• _Requirements_
Pull every line holding the string "color" from the records below.

• _Supplied records_
#####

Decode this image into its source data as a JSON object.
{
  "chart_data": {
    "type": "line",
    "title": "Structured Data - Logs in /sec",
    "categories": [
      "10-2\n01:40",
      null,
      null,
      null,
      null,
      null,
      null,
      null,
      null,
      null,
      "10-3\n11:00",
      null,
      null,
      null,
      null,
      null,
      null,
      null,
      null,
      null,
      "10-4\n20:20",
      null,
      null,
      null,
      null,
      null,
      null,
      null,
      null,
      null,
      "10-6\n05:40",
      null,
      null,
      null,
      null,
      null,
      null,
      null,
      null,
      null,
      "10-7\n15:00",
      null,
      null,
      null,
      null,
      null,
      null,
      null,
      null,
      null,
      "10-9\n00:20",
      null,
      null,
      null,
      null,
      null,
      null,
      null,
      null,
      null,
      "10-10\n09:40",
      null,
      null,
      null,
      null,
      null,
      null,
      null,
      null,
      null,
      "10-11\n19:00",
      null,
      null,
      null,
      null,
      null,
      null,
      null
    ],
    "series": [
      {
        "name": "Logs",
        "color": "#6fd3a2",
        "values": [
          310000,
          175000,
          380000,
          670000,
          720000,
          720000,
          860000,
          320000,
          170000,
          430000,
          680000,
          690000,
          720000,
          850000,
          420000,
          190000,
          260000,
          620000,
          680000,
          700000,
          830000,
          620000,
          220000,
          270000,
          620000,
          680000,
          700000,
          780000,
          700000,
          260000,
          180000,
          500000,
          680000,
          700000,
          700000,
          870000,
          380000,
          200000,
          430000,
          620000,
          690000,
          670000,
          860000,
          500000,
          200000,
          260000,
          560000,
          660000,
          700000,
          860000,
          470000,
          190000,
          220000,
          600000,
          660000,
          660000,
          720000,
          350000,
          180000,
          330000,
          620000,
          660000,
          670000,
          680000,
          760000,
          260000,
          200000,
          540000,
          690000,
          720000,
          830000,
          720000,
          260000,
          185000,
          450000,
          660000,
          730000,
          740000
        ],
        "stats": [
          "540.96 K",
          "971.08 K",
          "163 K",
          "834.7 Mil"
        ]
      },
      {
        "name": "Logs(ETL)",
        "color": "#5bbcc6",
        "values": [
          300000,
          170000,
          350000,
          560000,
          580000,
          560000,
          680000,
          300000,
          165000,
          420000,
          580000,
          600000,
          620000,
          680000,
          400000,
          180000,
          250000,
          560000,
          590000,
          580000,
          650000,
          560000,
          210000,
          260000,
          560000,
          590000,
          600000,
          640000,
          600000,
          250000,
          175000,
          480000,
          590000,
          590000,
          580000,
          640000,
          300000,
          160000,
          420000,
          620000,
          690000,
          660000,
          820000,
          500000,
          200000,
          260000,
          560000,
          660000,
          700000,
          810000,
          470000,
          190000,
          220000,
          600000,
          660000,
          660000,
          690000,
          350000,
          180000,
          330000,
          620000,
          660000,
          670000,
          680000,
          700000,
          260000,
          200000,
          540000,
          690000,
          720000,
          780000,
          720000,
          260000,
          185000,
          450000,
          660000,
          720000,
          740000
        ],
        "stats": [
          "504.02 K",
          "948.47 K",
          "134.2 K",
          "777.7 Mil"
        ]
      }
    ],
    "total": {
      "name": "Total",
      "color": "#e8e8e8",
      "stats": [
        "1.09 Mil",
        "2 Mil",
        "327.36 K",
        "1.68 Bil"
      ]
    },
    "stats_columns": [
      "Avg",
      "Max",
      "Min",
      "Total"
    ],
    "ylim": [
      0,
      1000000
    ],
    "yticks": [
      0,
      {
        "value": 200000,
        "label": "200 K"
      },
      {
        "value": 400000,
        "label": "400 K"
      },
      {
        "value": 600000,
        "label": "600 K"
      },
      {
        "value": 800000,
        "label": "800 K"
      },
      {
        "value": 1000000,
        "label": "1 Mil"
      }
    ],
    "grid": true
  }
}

#####

• _Answer in full_
        "color": "#6fd3a2",
        "color": "#5bbcc6",
      "color": "#e8e8e8",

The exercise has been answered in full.